*Stated task:*
Copy each line that contains the string "Одиночный".

(Dataset entries)
=======
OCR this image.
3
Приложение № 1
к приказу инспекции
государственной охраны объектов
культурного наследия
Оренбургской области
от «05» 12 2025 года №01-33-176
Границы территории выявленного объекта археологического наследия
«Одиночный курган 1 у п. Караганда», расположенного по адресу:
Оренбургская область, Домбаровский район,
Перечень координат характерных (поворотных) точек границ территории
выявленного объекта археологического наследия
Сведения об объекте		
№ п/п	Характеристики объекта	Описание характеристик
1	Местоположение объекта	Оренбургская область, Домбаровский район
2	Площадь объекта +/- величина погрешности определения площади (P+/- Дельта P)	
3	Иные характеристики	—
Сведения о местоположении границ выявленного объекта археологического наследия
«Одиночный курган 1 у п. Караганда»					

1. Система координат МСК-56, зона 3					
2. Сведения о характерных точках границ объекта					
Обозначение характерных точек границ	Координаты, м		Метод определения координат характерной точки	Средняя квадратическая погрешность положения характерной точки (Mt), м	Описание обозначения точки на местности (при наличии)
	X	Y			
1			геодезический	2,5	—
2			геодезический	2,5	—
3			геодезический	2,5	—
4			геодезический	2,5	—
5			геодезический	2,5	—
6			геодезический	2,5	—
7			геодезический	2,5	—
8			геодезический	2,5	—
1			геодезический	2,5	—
=======
*Written reply:*
«Одиночный курган 1 у п. Караганда», расположенного по адресу:
«Одиночный курган 1 у п. Караганда»					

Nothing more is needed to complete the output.